▽

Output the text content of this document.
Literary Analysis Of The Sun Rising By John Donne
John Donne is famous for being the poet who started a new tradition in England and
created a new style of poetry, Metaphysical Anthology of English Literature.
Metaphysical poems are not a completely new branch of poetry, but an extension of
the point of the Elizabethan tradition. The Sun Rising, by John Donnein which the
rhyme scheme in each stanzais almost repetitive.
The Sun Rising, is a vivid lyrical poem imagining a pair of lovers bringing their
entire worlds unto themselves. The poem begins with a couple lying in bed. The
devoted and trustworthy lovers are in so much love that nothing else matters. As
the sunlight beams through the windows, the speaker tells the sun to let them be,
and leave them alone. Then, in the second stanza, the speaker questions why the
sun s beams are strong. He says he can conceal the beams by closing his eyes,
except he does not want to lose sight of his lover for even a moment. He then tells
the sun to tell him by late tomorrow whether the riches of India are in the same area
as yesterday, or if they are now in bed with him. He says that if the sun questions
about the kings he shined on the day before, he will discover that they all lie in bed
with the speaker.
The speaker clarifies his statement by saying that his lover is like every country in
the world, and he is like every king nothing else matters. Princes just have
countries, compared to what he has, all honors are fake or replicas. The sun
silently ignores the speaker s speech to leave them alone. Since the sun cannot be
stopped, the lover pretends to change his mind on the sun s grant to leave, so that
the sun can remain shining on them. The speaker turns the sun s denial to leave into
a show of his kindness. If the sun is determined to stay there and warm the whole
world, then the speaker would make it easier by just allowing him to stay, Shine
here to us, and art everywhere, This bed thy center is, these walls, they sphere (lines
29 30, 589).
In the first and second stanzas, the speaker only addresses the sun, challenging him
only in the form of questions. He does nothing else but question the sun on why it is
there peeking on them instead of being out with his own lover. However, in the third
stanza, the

△

What is asked – Look through the entries above. Extract each line with the word "else".

Response to the task –
devoted and trustworthy lovers are in so much love that nothing else matters. As
the world, and he is like every king nothing else matters. Princes just have
only in the form of questions. He does nothing else but question the sun on why it is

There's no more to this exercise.